▶ [WORK TO DO]
Could you copy every line from the material below in which "United" appears?

···

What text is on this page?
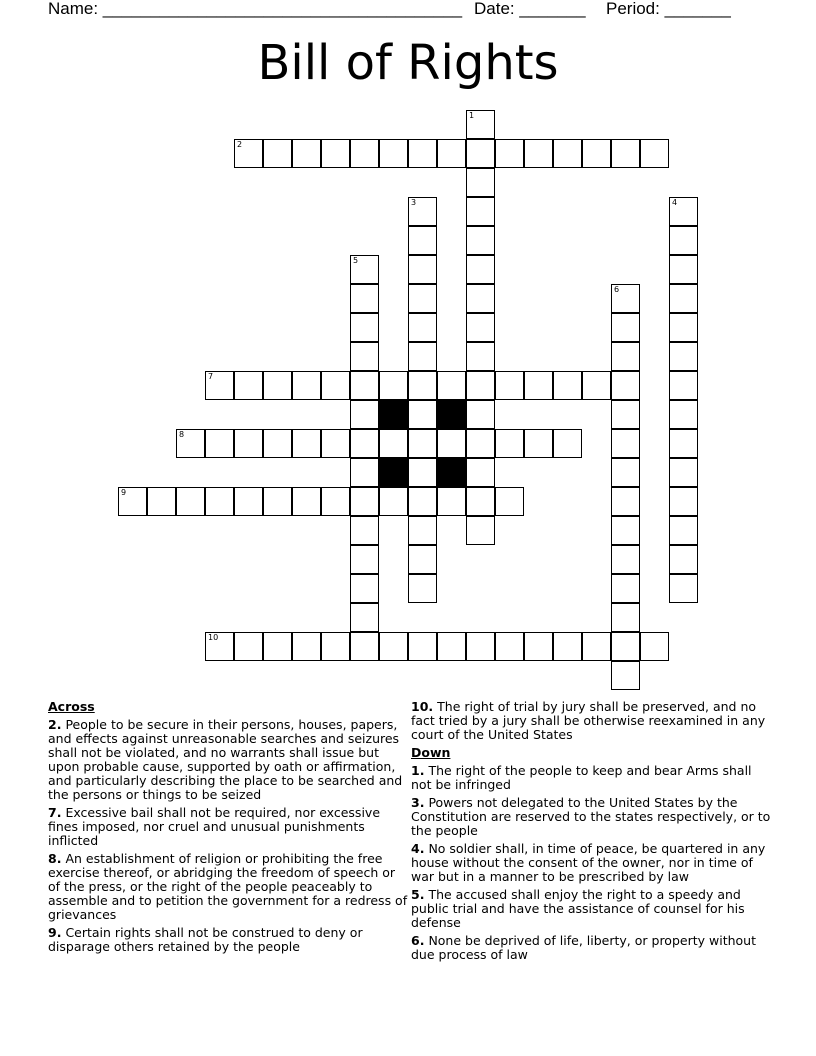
Name: ______________________________________ Date: _______ Period: _______
Bill of Rights
1
2
3	4
5
6
7
8
9
10
Across
2. People to be secure in their persons, houses, papers, and effects against unreasonable searches and seizures shall not be violated, and no warrants shall issue but upon probable cause, supported by oath or affirmation, and particularly describing the place to be searched and the persons or things to be seized
7. Excessive bail shall not be required, nor excessive fines imposed, nor cruel and unusual punishments inflicted
8. An establishment of religion or prohibiting the free exercise thereof, or abridging the freedom of speech or of the press, or the right of the people peaceably to assemble and to petition the government for a redress of grievances
9. Certain rights shall not be construed to deny or disparage others retained by the people
10. The right of trial by jury shall be preserved, and no fact tried by a jury shall be otherwise reexamined in any court of the United States
Down
1. The right of the people to keep and bear Arms shall not be infringed
3. Powers not delegated to the United States by the Constitution are reserved to the states respectively, or to the people
4. No soldier shall, in time of peace, be quartered in any house without the consent of the owner, nor in time of war but in a manner to be prescribed by law
5. The accused shall enjoy the right to a speedy and public trial and have the assistance of counsel for his defense
6. None be deprived of life, liberty, or property without due process of law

···

▶ [TASK ANSWER]
10. The right of trial by jury shall be preserved, and no fact tried by a jury shall be otherwise reexamined in any court of the United States
3. Powers not delegated to the United States by the Constitution are reserved to the states respectively, or to the people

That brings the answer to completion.